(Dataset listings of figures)
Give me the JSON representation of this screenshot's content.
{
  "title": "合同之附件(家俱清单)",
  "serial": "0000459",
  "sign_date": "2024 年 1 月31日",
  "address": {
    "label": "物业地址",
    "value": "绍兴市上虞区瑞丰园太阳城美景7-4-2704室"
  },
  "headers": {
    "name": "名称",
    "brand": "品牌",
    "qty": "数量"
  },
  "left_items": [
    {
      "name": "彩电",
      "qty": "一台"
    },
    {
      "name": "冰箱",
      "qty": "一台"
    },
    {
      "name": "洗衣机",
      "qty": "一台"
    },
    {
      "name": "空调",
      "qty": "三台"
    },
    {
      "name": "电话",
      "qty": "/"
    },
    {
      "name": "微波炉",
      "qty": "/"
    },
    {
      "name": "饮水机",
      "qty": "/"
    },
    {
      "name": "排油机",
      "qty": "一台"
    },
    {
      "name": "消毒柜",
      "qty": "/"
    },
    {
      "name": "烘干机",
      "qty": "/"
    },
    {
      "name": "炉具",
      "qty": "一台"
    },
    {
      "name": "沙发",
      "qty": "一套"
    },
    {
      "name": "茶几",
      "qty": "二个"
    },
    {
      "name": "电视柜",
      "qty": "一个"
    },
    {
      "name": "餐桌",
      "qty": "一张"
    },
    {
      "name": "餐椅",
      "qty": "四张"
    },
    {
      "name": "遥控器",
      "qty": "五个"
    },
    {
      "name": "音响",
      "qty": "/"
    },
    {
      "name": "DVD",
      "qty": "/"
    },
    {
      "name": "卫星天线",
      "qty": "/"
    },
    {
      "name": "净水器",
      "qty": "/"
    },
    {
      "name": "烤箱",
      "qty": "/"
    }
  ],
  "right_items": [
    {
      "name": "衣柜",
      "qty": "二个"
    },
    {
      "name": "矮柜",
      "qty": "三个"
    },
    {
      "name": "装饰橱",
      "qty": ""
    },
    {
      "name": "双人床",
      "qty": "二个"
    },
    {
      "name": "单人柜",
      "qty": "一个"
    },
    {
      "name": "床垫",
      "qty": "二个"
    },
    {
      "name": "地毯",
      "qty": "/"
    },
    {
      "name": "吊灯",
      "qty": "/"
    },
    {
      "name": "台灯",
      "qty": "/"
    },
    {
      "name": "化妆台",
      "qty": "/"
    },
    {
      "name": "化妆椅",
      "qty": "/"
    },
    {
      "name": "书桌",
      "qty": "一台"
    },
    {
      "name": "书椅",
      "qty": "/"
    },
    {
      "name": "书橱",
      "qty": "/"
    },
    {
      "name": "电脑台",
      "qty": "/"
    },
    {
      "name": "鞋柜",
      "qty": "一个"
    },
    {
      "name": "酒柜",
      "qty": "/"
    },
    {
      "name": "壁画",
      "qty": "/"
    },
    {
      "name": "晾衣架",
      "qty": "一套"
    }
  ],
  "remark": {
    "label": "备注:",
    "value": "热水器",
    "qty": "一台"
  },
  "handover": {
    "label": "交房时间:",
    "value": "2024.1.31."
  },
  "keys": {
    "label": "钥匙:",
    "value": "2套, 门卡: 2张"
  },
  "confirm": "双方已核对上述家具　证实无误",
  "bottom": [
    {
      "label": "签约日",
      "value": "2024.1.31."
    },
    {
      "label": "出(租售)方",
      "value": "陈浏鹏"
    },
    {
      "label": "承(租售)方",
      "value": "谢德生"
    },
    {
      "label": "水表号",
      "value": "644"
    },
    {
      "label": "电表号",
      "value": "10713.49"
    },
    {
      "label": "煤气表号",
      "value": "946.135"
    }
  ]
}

What is required: Output the records verbatim, from the first line to the last.

Reply to the task:
Give me the JSON representation of this screenshot's content.
{
  "title": "合同之附件(家俱清单)",
  "serial": "0000459",
  "sign_date": "2024 年 1 月31日",
  "address": {
    "label": "物业地址",
    "value": "绍兴市上虞区瑞丰园太阳城美景7-4-2704室"
  },
  "headers": {
    "name": "名称",
    "brand": "品牌",
    "qty": "数量"
  },
  "left_items": [
    {
      "name": "彩电",
      "qty": "一台"
    },
    {
      "name": "冰箱",
      "qty": "一台"
    },
    {
      "name": "洗衣机",
      "qty": "一台"
    },
    {
      "name": "空调",
      "qty": "三台"
    },
    {
      "name": "电话",
      "qty": "/"
    },
    {
      "name": "微波炉",
      "qty": "/"
    },
    {
      "name": "饮水机",
      "qty": "/"
    },
    {
      "name": "排油机",
      "qty": "一台"
    },
    {
      "name": "消毒柜",
      "qty": "/"
    },
    {
      "name": "烘干机",
      "qty": "/"
    },
    {
      "name": "炉具",
      "qty": "一台"
    },
    {
      "name": "沙发",
      "qty": "一套"
    },
    {
      "name": "茶几",
      "qty": "二个"
    },
    {
      "name": "电视柜",
      "qty": "一个"
    },
    {
      "name": "餐桌",
      "qty": "一张"
    },
    {
      "name": "餐椅",
      "qty": "四张"
    },
    {
      "name": "遥控器",
      "qty": "五个"
    },
    {
      "name": "音响",
      "qty": "/"
    },
    {
      "name": "DVD",
      "qty": "/"
    },
    {
      "name": "卫星天线",
      "qty": "/"
    },
    {
      "name": "净水器",
      "qty": "/"
    },
    {
      "name": "烤箱",
      "qty": "/"
    }
  ],
  "right_items": [
    {
      "name": "衣柜",
      "qty": "二个"
    },
    {
      "name": "矮柜",
      "qty": "三个"
    },
    {
      "name": "装饰橱",
      "qty": ""
    },
    {
      "name": "双人床",
      "qty": "二个"
    },
    {
      "name": "单人柜",
      "qty": "一个"
    },
    {
      "name": "床垫",
      "qty": "二个"
    },
    {
      "name": "地毯",
      "qty": "/"
    },
    {
      "name": "吊灯",
      "qty": "/"
    },
    {
      "name": "台灯",
      "qty": "/"
    },
    {
      "name": "化妆台",
      "qty": "/"
    },
    {
      "name": "化妆椅",
      "qty": "/"
    },
    {
      "name": "书桌",
      "qty": "一台"
    },
    {
      "name": "书椅",
      "qty": "/"
    },
    {
      "name": "书橱",
      "qty": "/"
    },
    {
      "name": "电脑台",
      "qty": "/"
    },
    {
      "name": "鞋柜",
      "qty": "一个"
    },
    {
      "name": "酒柜",
      "qty": "/"
    },
    {
      "name": "壁画",
      "qty": "/"
    },
    {
      "name": "晾衣架",
      "qty": "一套"
    }
  ],
  "remark": {
    "label": "备注:",
    "value": "热水器",
    "qty": "一台"
  },
  "handover": {
    "label": "交房时间:",
    "value": "2024.1.31."
  },
  "keys": {
    "label": "钥匙:",
    "value": "2套, 门卡: 2张"
  },
  "confirm": "双方已核对上述家具　证实无误",
  "bottom": [
    {
      "label": "签约日",
      "value": "2024.1.31."
    },
    {
      "label": "出(租售)方",
      "value": "陈浏鹏"
    },
    {
      "label": "承(租售)方",
      "value": "谢德生"
    },
    {
      "label": "水表号",
      "value": "644"
    },
    {
      "label": "电表号",
      "value": "10713.49"
    },
    {
      "label": "煤气表号",
      "value": "946.135"
    }
  ]
}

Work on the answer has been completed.